Every line that holds "title" should be shown.

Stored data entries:
-- Begin --
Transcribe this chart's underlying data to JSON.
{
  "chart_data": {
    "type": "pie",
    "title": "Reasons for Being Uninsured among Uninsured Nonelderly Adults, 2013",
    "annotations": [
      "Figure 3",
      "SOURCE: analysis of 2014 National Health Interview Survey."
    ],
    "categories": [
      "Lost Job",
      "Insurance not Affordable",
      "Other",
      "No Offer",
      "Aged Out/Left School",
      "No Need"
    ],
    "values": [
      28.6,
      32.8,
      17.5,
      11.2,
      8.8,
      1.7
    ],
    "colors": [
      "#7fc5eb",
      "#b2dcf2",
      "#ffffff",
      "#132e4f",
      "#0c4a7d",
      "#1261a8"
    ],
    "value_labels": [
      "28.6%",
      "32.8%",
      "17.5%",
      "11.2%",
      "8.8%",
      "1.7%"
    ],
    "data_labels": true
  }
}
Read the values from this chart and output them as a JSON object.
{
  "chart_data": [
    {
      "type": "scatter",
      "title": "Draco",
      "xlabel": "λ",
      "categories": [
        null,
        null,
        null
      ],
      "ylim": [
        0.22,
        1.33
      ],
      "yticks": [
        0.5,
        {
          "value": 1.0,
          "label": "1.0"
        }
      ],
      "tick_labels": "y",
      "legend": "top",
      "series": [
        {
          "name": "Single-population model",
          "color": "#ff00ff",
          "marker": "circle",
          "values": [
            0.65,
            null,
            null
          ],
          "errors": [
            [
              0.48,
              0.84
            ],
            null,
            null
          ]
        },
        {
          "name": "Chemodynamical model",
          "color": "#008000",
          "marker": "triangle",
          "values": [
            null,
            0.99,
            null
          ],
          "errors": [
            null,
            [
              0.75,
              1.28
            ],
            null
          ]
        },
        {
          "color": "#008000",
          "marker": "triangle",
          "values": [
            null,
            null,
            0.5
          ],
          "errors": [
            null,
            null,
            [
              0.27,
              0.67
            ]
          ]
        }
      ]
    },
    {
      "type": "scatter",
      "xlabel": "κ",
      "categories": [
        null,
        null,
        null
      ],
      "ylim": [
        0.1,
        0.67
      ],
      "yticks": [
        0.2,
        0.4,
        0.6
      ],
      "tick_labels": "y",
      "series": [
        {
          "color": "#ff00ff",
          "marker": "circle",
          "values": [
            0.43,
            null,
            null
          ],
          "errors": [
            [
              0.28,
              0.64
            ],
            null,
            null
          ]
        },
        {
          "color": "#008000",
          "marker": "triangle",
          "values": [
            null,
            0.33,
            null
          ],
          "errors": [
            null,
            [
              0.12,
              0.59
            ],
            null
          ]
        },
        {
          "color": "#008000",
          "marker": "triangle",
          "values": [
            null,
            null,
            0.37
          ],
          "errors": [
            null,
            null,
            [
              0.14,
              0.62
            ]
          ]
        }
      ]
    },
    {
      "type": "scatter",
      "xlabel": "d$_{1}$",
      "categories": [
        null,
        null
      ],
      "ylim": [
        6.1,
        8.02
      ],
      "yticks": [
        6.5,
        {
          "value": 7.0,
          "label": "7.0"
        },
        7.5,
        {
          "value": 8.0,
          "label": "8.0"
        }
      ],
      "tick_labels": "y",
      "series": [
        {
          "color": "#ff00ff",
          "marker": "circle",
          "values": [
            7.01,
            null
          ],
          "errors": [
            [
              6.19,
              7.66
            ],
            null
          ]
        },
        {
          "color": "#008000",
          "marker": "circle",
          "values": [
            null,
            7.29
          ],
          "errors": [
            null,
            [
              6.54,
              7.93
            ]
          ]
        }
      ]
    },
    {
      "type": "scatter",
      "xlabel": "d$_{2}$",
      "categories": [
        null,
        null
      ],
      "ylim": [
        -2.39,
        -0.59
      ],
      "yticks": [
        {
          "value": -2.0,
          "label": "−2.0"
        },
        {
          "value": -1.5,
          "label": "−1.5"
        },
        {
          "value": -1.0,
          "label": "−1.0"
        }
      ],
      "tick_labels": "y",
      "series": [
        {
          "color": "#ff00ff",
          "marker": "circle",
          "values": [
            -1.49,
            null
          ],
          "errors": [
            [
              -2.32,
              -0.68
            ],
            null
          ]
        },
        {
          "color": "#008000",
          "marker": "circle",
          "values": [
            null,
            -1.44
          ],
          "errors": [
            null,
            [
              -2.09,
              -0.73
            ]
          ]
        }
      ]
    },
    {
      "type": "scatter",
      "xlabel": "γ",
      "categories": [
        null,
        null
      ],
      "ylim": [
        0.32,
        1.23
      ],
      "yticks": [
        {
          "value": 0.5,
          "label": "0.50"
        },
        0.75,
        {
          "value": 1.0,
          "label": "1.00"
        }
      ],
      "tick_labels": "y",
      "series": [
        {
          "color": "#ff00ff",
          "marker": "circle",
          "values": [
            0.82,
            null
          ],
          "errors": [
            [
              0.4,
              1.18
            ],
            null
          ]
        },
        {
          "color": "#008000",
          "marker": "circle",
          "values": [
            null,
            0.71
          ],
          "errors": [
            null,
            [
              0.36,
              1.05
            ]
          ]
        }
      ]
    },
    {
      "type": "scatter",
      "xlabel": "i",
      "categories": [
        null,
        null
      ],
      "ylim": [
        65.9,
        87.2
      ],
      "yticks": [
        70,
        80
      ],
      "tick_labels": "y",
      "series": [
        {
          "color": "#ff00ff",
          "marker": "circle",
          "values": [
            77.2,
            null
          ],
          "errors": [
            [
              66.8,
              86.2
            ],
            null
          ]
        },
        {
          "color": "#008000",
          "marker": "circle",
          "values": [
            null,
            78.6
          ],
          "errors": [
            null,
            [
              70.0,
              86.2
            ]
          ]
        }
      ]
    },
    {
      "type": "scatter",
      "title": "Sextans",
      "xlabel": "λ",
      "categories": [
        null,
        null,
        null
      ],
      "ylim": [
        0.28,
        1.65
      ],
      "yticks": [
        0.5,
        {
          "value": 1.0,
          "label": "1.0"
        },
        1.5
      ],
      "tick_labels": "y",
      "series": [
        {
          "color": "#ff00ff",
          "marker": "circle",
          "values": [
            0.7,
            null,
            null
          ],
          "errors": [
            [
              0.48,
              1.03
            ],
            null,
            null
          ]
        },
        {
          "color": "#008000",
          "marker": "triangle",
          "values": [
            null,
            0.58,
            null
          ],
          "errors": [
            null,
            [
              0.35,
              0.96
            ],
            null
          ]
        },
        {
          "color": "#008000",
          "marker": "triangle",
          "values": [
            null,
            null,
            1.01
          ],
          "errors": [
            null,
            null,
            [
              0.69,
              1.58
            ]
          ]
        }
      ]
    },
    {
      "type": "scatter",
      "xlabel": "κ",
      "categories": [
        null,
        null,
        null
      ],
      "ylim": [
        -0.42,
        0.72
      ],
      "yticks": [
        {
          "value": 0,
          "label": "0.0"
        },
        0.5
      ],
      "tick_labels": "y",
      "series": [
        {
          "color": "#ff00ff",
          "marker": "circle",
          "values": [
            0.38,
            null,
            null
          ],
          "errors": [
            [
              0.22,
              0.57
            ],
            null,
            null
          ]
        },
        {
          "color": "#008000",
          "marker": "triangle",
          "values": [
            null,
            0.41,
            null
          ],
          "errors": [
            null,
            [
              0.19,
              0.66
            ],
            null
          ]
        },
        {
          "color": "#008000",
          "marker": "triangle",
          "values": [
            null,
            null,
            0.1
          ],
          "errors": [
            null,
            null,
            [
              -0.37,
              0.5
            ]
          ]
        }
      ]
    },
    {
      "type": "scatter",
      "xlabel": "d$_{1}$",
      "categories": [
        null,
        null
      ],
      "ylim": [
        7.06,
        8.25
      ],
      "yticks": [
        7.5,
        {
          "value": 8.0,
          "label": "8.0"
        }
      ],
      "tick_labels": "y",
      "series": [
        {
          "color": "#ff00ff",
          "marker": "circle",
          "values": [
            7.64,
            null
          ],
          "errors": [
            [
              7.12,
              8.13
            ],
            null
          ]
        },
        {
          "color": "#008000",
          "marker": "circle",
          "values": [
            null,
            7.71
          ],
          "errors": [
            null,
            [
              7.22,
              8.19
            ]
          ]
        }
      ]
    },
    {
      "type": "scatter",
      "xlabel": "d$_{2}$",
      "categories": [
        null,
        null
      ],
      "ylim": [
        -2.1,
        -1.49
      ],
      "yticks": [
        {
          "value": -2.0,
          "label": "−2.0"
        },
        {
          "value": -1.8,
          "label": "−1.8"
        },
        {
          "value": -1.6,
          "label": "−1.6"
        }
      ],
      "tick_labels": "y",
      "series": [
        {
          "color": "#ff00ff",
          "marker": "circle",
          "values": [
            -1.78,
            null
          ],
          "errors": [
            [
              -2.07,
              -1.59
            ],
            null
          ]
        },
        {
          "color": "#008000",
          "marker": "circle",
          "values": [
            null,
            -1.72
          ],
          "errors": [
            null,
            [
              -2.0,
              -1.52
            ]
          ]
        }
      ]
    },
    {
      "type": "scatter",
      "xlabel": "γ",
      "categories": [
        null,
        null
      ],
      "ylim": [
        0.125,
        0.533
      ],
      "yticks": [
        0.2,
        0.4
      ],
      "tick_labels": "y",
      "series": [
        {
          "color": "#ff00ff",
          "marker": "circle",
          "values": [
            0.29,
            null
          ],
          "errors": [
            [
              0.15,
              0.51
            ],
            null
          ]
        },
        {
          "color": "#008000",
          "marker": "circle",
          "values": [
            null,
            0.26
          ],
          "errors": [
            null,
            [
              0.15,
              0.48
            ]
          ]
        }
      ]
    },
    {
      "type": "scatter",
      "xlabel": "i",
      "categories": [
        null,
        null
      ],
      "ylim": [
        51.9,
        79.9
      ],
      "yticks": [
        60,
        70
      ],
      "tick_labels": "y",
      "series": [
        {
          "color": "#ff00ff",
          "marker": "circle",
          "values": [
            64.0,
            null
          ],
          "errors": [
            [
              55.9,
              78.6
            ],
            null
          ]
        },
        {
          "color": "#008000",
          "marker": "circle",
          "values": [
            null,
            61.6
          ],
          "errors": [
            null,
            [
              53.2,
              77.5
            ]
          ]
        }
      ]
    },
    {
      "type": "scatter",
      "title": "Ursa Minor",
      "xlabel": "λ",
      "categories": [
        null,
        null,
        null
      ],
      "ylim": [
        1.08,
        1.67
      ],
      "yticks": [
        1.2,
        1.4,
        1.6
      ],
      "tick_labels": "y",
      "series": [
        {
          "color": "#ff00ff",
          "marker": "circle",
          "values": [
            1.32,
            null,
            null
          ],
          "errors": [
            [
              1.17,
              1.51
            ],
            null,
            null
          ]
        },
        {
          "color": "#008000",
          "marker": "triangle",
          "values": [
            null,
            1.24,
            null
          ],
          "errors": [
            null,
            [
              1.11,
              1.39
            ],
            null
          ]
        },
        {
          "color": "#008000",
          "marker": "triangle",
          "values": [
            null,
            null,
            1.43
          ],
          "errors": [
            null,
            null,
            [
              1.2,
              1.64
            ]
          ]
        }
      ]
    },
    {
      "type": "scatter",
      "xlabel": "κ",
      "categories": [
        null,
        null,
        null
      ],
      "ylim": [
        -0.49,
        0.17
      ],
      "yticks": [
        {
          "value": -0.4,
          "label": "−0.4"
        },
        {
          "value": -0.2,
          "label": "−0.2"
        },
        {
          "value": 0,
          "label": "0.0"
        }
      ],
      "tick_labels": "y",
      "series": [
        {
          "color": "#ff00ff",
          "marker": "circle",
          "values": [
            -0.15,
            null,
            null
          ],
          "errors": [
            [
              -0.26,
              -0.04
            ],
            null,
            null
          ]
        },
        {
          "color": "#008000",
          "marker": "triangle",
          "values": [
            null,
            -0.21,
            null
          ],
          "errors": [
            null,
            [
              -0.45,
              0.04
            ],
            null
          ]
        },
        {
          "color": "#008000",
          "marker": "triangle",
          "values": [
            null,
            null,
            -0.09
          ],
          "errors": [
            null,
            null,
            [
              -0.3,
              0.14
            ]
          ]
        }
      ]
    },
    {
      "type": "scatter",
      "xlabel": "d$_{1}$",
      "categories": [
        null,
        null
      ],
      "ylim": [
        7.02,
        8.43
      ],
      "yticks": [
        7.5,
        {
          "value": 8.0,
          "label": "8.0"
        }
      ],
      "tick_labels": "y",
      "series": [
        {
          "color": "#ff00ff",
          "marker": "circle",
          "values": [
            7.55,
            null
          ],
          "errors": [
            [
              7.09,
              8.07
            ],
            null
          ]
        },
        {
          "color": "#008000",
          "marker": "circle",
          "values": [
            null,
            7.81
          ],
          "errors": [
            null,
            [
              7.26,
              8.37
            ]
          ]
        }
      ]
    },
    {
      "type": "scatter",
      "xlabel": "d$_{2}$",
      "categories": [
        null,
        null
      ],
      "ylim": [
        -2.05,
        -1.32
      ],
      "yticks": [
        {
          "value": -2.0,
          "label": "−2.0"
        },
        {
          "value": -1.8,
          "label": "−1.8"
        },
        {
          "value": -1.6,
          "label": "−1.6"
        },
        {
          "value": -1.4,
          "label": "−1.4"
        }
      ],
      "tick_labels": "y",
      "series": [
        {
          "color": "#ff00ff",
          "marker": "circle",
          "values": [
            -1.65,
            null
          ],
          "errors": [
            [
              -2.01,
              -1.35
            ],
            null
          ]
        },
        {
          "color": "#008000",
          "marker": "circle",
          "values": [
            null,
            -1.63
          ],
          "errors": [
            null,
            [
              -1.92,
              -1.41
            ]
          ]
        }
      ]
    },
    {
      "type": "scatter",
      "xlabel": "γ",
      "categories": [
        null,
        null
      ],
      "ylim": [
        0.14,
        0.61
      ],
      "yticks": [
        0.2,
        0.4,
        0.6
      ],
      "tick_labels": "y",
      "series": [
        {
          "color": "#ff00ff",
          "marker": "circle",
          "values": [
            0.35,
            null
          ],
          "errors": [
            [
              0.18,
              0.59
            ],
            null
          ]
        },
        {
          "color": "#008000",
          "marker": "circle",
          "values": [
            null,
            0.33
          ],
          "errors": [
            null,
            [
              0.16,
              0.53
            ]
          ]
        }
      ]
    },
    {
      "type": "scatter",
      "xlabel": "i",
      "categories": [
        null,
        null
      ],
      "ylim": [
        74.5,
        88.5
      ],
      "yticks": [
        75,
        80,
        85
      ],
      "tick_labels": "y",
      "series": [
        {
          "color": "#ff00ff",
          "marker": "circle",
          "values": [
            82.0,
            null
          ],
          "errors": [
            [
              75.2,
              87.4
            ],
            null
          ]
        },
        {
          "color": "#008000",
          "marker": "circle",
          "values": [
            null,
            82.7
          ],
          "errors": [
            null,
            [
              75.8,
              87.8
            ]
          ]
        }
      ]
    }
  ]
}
-- End --
◆ Solution to the exercise:
    "title": "Reasons for Being Uninsured among Uninsured Nonelderly Adults, 2013",
      "title": "Draco",
      "title": "Sextans",
      "title": "Ursa Minor",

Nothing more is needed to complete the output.